[Data records]

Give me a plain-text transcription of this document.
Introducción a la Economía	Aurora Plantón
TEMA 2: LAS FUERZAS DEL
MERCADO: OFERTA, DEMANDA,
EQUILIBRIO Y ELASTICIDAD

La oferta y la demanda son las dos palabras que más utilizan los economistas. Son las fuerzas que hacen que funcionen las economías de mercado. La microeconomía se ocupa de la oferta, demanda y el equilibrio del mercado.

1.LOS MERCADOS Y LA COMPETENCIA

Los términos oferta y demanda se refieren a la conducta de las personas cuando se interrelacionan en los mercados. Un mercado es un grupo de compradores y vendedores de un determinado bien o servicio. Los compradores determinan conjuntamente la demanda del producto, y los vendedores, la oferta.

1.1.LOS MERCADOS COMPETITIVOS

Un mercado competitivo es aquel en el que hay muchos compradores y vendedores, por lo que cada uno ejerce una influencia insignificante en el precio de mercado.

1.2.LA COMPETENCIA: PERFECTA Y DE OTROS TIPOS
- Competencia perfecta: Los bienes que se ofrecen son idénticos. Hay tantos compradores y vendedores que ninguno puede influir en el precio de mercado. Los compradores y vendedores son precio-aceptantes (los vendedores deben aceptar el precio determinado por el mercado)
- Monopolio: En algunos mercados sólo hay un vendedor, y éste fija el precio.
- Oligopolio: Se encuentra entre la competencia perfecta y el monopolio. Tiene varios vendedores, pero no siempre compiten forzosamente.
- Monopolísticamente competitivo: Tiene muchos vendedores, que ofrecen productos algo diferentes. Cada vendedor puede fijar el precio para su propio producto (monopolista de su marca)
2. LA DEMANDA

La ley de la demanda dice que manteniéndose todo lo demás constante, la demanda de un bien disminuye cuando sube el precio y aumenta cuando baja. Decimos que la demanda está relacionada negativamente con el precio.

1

▸ **Objective**
Retype the listing. Match it exactly.

▸ **Task output**
Give me a plain-text transcription of this document.
Introducción a la Economía	Aurora Plantón
TEMA 2: LAS FUERZAS DEL
MERCADO: OFERTA, DEMANDA,
EQUILIBRIO Y ELASTICIDAD

La oferta y la demanda son las dos palabras que más utilizan los economistas. Son las fuerzas que hacen que funcionen las economías de mercado. La microeconomía se ocupa de la oferta, demanda y el equilibrio del mercado.

1.LOS MERCADOS Y LA COMPETENCIA

Los términos oferta y demanda se refieren a la conducta de las personas cuando se interrelacionan en los mercados. Un mercado es un grupo de compradores y vendedores de un determinado bien o servicio. Los compradores determinan conjuntamente la demanda del producto, y los vendedores, la oferta.

1.1.LOS MERCADOS COMPETITIVOS

Un mercado competitivo es aquel en el que hay muchos compradores y vendedores, por lo que cada uno ejerce una influencia insignificante en el precio de mercado.

1.2.LA COMPETENCIA: PERFECTA Y DE OTROS TIPOS
- Competencia perfecta: Los bienes que se ofrecen son idénticos. Hay tantos compradores y vendedores que ninguno puede influir en el precio de mercado. Los compradores y vendedores son precio-aceptantes (los vendedores deben aceptar el precio determinado por el mercado)
- Monopolio: En algunos mercados sólo hay un vendedor, y éste fija el precio.
- Oligopolio: Se encuentra entre la competencia perfecta y el monopolio. Tiene varios vendedores, pero no siempre compiten forzosamente.
- Monopolísticamente competitivo: Tiene muchos vendedores, que ofrecen productos algo diferentes. Cada vendedor puede fijar el precio para su propio producto (monopolista de su marca)
2. LA DEMANDA

La ley de la demanda dice que manteniéndose todo lo demás constante, la demanda de un bien disminuye cuando sube el precio y aumenta cuando baja. Decimos que la demanda está relacionada negativamente con el precio.

1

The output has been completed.